→ THE DATA:
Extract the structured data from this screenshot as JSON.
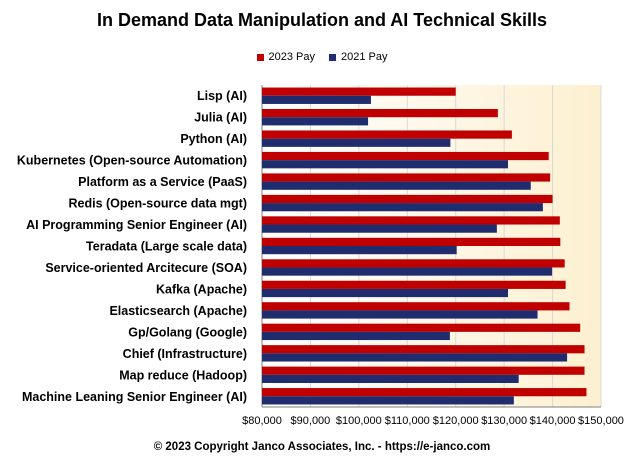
{
  "chart_data": {
    "type": "bar",
    "orientation": "horizontal",
    "title": "In Demand Data Manipulation  and AI Technical Skills",
    "footer": "© 2023 Copyright Janco Associates, Inc. - https://e-janco.com",
    "categories": [
      "Lisp (AI)",
      "Julia (AI)",
      "Python (AI)",
      "Kubernetes (Open-source Automation)",
      "Platform as a Service (PaaS)",
      "Redis (Open-source data mgt)",
      "AI Programming Senior Engineer (AI)",
      "Teradata  (Large scale data)",
      "Service-oriented Arcitecure (SOA)",
      "Kafka (Apache)",
      "Elasticsearch (Apache)",
      "Gp/Golang (Google)",
      "Chief (Infrastructure)",
      "Map reduce (Hadoop)",
      "Machine Leaning Senior Engineer (AI)"
    ],
    "series": [
      {
        "name": "2023 Pay",
        "color": "#c00000",
        "values": [
          120000,
          128700,
          131600,
          139200,
          139500,
          140000,
          141500,
          141600,
          142500,
          142700,
          143500,
          145700,
          146600,
          146600,
          147000
        ]
      },
      {
        "name": "2021 Pay",
        "color": "#1f2d6e",
        "values": [
          102500,
          101900,
          118900,
          130800,
          135500,
          138000,
          128500,
          120200,
          139900,
          130800,
          136900,
          118800,
          143000,
          133000,
          132000
        ]
      }
    ],
    "xlim": [
      80000,
      150000
    ],
    "xticks": [
      80000,
      90000,
      100000,
      110000,
      120000,
      130000,
      140000,
      150000
    ],
    "xtick_labels": [
      "$80,000",
      "$90,000",
      "$100,000",
      "$110,000",
      "$120,000",
      "$130,000",
      "$140,000",
      "$150,000"
    ],
    "legend_position": "top",
    "plot_background": "#fdf0d0",
    "grid": true
  }
}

→ WHAT THIS TASK INVOLVES: Reproduce all entries without any change, and omit the pictures.

→ COMPLETE RESPONSE:
Extract the structured data from this screenshot as JSON.
{
  "chart_data": {
    "type": "bar",
    "orientation": "horizontal",
    "title": "In Demand Data Manipulation  and AI Technical Skills",
    "footer": "© 2023 Copyright Janco Associates, Inc. - https://e-janco.com",
    "categories": [
      "Lisp (AI)",
      "Julia (AI)",
      "Python (AI)",
      "Kubernetes (Open-source Automation)",
      "Platform as a Service (PaaS)",
      "Redis (Open-source data mgt)",
      "AI Programming Senior Engineer (AI)",
      "Teradata  (Large scale data)",
      "Service-oriented Arcitecure (SOA)",
      "Kafka (Apache)",
      "Elasticsearch (Apache)",
      "Gp/Golang (Google)",
      "Chief (Infrastructure)",
      "Map reduce (Hadoop)",
      "Machine Leaning Senior Engineer (AI)"
    ],
    "series": [
      {
        "name": "2023 Pay",
        "color": "#c00000",
        "values": [
          120000,
          128700,
          131600,
          139200,
          139500,
          140000,
          141500,
          141600,
          142500,
          142700,
          143500,
          145700,
          146600,
          146600,
          147000
        ]
      },
      {
        "name": "2021 Pay",
        "color": "#1f2d6e",
        "values": [
          102500,
          101900,
          118900,
          130800,
          135500,
          138000,
          128500,
          120200,
          139900,
          130800,
          136900,
          118800,
          143000,
          133000,
          132000
        ]
      }
    ],
    "xlim": [
      80000,
      150000
    ],
    "xticks": [
      80000,
      90000,
      100000,
      110000,
      120000,
      130000,
      140000,
      150000
    ],
    "xtick_labels": [
      "$80,000",
      "$90,000",
      "$100,000",
      "$110,000",
      "$120,000",
      "$130,000",
      "$140,000",
      "$150,000"
    ],
    "legend_position": "top",
    "plot_background": "#fdf0d0",
    "grid": true
  }
}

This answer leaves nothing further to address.